**Exercise**: Write out every entry exactly as it stands.

[Extracted records]
-------

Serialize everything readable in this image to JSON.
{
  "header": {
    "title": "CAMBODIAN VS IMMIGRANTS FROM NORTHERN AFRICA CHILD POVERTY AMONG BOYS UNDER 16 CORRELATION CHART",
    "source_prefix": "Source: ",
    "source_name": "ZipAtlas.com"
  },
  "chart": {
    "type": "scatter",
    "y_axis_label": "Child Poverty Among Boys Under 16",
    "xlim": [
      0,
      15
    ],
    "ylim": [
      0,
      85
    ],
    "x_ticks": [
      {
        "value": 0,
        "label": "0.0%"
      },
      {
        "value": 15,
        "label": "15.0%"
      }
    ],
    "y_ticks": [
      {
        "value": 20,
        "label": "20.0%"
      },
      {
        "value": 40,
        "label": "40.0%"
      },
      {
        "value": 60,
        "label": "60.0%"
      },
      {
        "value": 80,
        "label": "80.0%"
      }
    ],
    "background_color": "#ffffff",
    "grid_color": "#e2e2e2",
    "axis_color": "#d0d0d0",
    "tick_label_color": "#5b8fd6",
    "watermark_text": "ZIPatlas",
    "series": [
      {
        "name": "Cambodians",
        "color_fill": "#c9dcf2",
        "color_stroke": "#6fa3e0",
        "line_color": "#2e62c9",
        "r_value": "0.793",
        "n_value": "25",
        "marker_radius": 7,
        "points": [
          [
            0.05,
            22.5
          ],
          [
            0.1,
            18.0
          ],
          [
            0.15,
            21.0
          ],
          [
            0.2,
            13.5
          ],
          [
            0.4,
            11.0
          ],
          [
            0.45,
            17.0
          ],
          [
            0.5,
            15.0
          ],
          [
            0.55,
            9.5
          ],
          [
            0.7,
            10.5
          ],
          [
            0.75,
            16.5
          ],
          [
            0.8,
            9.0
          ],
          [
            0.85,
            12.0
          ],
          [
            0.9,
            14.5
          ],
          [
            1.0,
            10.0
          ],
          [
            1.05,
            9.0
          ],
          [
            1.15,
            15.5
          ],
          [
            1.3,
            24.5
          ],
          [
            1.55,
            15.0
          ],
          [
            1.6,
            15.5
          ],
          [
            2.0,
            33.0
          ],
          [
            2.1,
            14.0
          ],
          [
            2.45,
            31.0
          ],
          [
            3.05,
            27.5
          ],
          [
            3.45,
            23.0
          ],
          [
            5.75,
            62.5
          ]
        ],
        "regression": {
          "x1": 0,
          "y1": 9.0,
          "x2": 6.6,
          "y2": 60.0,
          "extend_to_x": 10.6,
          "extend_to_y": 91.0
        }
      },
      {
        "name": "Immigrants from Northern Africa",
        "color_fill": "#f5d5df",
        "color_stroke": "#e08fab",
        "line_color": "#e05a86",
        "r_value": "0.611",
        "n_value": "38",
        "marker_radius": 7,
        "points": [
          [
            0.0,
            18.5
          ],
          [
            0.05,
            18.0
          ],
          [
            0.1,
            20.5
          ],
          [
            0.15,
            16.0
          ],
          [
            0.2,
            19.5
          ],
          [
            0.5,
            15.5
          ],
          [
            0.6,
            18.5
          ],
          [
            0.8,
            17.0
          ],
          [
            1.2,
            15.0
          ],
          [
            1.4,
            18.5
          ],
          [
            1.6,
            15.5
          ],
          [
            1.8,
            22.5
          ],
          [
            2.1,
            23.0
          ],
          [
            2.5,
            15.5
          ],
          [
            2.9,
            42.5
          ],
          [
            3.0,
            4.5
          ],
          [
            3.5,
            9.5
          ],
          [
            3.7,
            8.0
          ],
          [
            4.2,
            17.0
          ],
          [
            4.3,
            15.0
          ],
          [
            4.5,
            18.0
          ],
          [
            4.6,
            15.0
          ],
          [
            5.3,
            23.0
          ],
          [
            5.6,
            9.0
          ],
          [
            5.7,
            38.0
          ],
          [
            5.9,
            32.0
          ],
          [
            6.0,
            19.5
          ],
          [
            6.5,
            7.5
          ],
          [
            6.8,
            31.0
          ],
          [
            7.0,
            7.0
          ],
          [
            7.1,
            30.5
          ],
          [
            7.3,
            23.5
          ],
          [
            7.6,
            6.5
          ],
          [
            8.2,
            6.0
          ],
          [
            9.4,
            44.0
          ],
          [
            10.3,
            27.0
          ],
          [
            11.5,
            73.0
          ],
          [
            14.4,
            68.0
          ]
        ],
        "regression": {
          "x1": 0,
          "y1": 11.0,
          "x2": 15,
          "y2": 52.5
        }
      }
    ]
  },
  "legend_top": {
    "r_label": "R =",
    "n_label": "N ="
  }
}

-------

**Full answer**:
Serialize everything readable in this image to JSON.
{
  "header": {
    "title": "CAMBODIAN VS IMMIGRANTS FROM NORTHERN AFRICA CHILD POVERTY AMONG BOYS UNDER 16 CORRELATION CHART",
    "source_prefix": "Source: ",
    "source_name": "ZipAtlas.com"
  },
  "chart": {
    "type": "scatter",
    "y_axis_label": "Child Poverty Among Boys Under 16",
    "xlim": [
      0,
      15
    ],
    "ylim": [
      0,
      85
    ],
    "x_ticks": [
      {
        "value": 0,
        "label": "0.0%"
      },
      {
        "value": 15,
        "label": "15.0%"
      }
    ],
    "y_ticks": [
      {
        "value": 20,
        "label": "20.0%"
      },
      {
        "value": 40,
        "label": "40.0%"
      },
      {
        "value": 60,
        "label": "60.0%"
      },
      {
        "value": 80,
        "label": "80.0%"
      }
    ],
    "background_color": "#ffffff",
    "grid_color": "#e2e2e2",
    "axis_color": "#d0d0d0",
    "tick_label_color": "#5b8fd6",
    "watermark_text": "ZIPatlas",
    "series": [
      {
        "name": "Cambodians",
        "color_fill": "#c9dcf2",
        "color_stroke": "#6fa3e0",
        "line_color": "#2e62c9",
        "r_value": "0.793",
        "n_value": "25",
        "marker_radius": 7,
        "points": [
          [
            0.05,
            22.5
          ],
          [
            0.1,
            18.0
          ],
          [
            0.15,
            21.0
          ],
          [
            0.2,
            13.5
          ],
          [
            0.4,
            11.0
          ],
          [
            0.45,
            17.0
          ],
          [
            0.5,
            15.0
          ],
          [
            0.55,
            9.5
          ],
          [
            0.7,
            10.5
          ],
          [
            0.75,
            16.5
          ],
          [
            0.8,
            9.0
          ],
          [
            0.85,
            12.0
          ],
          [
            0.9,
            14.5
          ],
          [
            1.0,
            10.0
          ],
          [
            1.05,
            9.0
          ],
          [
            1.15,
            15.5
          ],
          [
            1.3,
            24.5
          ],
          [
            1.55,
            15.0
          ],
          [
            1.6,
            15.5
          ],
          [
            2.0,
            33.0
          ],
          [
            2.1,
            14.0
          ],
          [
            2.45,
            31.0
          ],
          [
            3.05,
            27.5
          ],
          [
            3.45,
            23.0
          ],
          [
            5.75,
            62.5
          ]
        ],
        "regression": {
          "x1": 0,
          "y1": 9.0,
          "x2": 6.6,
          "y2": 60.0,
          "extend_to_x": 10.6,
          "extend_to_y": 91.0
        }
      },
      {
        "name": "Immigrants from Northern Africa",
        "color_fill": "#f5d5df",
        "color_stroke": "#e08fab",
        "line_color": "#e05a86",
        "r_value": "0.611",
        "n_value": "38",
        "marker_radius": 7,
        "points": [
          [
            0.0,
            18.5
          ],
          [
            0.05,
            18.0
          ],
          [
            0.1,
            20.5
          ],
          [
            0.15,
            16.0
          ],
          [
            0.2,
            19.5
          ],
          [
            0.5,
            15.5
          ],
          [
            0.6,
            18.5
          ],
          [
            0.8,
            17.0
          ],
          [
            1.2,
            15.0
          ],
          [
            1.4,
            18.5
          ],
          [
            1.6,
            15.5
          ],
          [
            1.8,
            22.5
          ],
          [
            2.1,
            23.0
          ],
          [
            2.5,
            15.5
          ],
          [
            2.9,
            42.5
          ],
          [
            3.0,
            4.5
          ],
          [
            3.5,
            9.5
          ],
          [
            3.7,
            8.0
          ],
          [
            4.2,
            17.0
          ],
          [
            4.3,
            15.0
          ],
          [
            4.5,
            18.0
          ],
          [
            4.6,
            15.0
          ],
          [
            5.3,
            23.0
          ],
          [
            5.6,
            9.0
          ],
          [
            5.7,
            38.0
          ],
          [
            5.9,
            32.0
          ],
          [
            6.0,
            19.5
          ],
          [
            6.5,
            7.5
          ],
          [
            6.8,
            31.0
          ],
          [
            7.0,
            7.0
          ],
          [
            7.1,
            30.5
          ],
          [
            7.3,
            23.5
          ],
          [
            7.6,
            6.5
          ],
          [
            8.2,
            6.0
          ],
          [
            9.4,
            44.0
          ],
          [
            10.3,
            27.0
          ],
          [
            11.5,
            73.0
          ],
          [
            14.4,
            68.0
          ]
        ],
        "regression": {
          "x1": 0,
          "y1": 11.0,
          "x2": 15,
          "y2": 52.5
        }
      }
    ]
  },
  "legend_top": {
    "r_label": "R =",
    "n_label": "N ="
  }
}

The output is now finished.